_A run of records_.

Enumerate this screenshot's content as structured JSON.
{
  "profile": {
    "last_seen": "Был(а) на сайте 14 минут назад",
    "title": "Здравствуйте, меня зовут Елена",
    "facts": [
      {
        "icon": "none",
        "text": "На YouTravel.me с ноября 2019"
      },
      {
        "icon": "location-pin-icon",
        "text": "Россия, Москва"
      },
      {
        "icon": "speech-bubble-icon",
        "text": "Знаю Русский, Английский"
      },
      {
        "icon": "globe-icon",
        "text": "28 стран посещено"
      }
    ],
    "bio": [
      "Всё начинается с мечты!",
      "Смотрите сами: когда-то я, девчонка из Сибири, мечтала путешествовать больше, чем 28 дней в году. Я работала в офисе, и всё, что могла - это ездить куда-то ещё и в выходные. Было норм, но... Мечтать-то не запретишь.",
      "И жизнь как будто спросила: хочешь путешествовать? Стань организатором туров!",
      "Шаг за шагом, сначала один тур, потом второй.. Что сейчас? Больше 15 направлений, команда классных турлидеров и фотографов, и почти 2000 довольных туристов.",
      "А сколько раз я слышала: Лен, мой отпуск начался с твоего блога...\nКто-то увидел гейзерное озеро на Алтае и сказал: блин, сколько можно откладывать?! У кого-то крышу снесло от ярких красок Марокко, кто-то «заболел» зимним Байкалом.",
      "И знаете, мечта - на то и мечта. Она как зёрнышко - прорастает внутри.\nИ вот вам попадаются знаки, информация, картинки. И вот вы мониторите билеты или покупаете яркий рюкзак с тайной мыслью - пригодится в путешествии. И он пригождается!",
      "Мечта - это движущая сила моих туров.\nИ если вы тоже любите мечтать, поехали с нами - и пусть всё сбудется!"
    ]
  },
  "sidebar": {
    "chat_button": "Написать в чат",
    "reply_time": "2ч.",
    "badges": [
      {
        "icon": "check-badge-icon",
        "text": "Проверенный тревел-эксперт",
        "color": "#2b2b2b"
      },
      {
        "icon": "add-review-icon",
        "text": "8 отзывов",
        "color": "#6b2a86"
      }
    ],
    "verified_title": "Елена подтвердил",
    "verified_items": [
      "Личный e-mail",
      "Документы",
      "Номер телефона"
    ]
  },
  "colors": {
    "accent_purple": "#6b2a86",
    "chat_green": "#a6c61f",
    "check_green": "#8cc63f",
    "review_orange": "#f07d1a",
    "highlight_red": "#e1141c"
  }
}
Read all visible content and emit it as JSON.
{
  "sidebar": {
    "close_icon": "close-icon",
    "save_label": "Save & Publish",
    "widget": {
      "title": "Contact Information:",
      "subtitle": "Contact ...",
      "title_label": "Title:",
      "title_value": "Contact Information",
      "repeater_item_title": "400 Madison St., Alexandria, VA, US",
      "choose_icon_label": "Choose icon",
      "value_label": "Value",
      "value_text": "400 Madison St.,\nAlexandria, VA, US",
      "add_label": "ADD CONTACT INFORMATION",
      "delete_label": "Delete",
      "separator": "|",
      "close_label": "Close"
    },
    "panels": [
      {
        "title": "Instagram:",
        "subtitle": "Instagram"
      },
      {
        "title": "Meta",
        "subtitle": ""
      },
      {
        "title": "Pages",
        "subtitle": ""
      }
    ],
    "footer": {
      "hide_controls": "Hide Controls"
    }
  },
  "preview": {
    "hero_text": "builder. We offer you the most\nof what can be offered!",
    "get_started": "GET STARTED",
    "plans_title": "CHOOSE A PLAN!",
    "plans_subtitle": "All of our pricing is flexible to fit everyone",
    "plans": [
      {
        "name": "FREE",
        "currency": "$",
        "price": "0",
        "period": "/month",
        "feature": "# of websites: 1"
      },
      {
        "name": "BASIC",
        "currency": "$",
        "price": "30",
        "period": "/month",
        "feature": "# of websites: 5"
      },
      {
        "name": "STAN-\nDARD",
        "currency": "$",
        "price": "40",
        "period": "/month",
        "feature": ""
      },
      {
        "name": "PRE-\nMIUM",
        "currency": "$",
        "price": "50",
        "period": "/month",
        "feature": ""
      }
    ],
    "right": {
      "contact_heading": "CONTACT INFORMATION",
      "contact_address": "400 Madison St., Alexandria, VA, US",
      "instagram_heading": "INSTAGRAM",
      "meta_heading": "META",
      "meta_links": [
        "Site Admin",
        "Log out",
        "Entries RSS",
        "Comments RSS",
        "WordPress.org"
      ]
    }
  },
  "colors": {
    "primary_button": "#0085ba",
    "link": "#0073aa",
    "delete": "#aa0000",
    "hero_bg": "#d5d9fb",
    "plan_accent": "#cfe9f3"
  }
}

_WHAT NEEDS TO BE DONE_. Which lines of the data include "content"? Copy each of them.

_ANSWER TO THE TASK_.
Enumerate this screenshot's content as structured JSON.
Read all visible content and emit it as JSON.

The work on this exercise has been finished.